Reproduce the entries exactly.

──────── Given information

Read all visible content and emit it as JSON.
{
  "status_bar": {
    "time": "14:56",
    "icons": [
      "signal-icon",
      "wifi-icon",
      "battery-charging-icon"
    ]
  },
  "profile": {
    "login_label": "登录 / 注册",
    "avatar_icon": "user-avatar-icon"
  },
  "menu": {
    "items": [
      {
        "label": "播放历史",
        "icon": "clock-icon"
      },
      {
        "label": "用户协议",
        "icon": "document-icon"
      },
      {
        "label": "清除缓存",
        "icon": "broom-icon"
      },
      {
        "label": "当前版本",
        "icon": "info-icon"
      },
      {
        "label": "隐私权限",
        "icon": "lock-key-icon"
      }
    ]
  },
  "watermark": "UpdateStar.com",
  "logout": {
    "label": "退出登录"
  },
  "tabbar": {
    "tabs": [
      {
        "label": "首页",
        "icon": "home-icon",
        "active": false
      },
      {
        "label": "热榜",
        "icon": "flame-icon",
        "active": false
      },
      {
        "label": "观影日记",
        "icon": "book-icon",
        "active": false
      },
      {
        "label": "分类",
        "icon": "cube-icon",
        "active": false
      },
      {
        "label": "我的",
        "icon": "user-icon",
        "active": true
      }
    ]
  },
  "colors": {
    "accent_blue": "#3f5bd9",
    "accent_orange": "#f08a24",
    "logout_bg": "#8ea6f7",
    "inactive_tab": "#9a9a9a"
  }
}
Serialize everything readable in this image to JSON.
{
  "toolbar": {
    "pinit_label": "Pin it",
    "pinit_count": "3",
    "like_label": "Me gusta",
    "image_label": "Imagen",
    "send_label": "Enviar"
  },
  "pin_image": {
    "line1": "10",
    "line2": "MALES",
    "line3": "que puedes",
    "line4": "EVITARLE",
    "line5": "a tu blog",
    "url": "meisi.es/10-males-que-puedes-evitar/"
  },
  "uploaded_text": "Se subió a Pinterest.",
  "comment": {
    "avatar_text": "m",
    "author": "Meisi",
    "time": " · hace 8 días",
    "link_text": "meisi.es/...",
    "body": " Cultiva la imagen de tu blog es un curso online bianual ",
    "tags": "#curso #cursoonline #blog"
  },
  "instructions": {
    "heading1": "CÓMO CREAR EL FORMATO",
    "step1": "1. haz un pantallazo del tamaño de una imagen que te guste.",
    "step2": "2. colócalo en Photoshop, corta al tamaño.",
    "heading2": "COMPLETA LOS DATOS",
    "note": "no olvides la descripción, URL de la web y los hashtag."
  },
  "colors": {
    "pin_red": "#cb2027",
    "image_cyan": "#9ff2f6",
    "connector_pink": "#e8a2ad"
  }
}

────────────────

▸ The response
Read all visible content and emit it as JSON.
{
  "status_bar": {
    "time": "14:56",
    "icons": [
      "signal-icon",
      "wifi-icon",
      "battery-charging-icon"
    ]
  },
  "profile": {
    "login_label": "登录 / 注册",
    "avatar_icon": "user-avatar-icon"
  },
  "menu": {
    "items": [
      {
        "label": "播放历史",
        "icon": "clock-icon"
      },
      {
        "label": "用户协议",
        "icon": "document-icon"
      },
      {
        "label": "清除缓存",
        "icon": "broom-icon"
      },
      {
        "label": "当前版本",
        "icon": "info-icon"
      },
      {
        "label": "隐私权限",
        "icon": "lock-key-icon"
      }
    ]
  },
  "watermark": "UpdateStar.com",
  "logout": {
    "label": "退出登录"
  },
  "tabbar": {
    "tabs": [
      {
        "label": "首页",
        "icon": "home-icon",
        "active": false
      },
      {
        "label": "热榜",
        "icon": "flame-icon",
        "active": false
      },
      {
        "label": "观影日记",
        "icon": "book-icon",
        "active": false
      },
      {
        "label": "分类",
        "icon": "cube-icon",
        "active": false
      },
      {
        "label": "我的",
        "icon": "user-icon",
        "active": true
      }
    ]
  },
  "colors": {
    "accent_blue": "#3f5bd9",
    "accent_orange": "#f08a24",
    "logout_bg": "#8ea6f7",
    "inactive_tab": "#9a9a9a"
  }
}
Serialize everything readable in this image to JSON.
{
  "toolbar": {
    "pinit_label": "Pin it",
    "pinit_count": "3",
    "like_label": "Me gusta",
    "image_label": "Imagen",
    "send_label": "Enviar"
  },
  "pin_image": {
    "line1": "10",
    "line2": "MALES",
    "line3": "que puedes",
    "line4": "EVITARLE",
    "line5": "a tu blog",
    "url": "meisi.es/10-males-que-puedes-evitar/"
  },
  "uploaded_text": "Se subió a Pinterest.",
  "comment": {
    "avatar_text": "m",
    "author": "Meisi",
    "time": " · hace 8 días",
    "link_text": "meisi.es/...",
    "body": " Cultiva la imagen de tu blog es un curso online bianual ",
    "tags": "#curso #cursoonline #blog"
  },
  "instructions": {
    "heading1": "CÓMO CREAR EL FORMATO",
    "step1": "1. haz un pantallazo del tamaño de una imagen que te guste.",
    "step2": "2. colócalo en Photoshop, corta al tamaño.",
    "heading2": "COMPLETA LOS DATOS",
    "note": "no olvides la descripción, URL de la web y los hashtag."
  },
  "colors": {
    "pin_red": "#cb2027",
    "image_cyan": "#9ff2f6",
    "connector_pink": "#e8a2ad"
  }
}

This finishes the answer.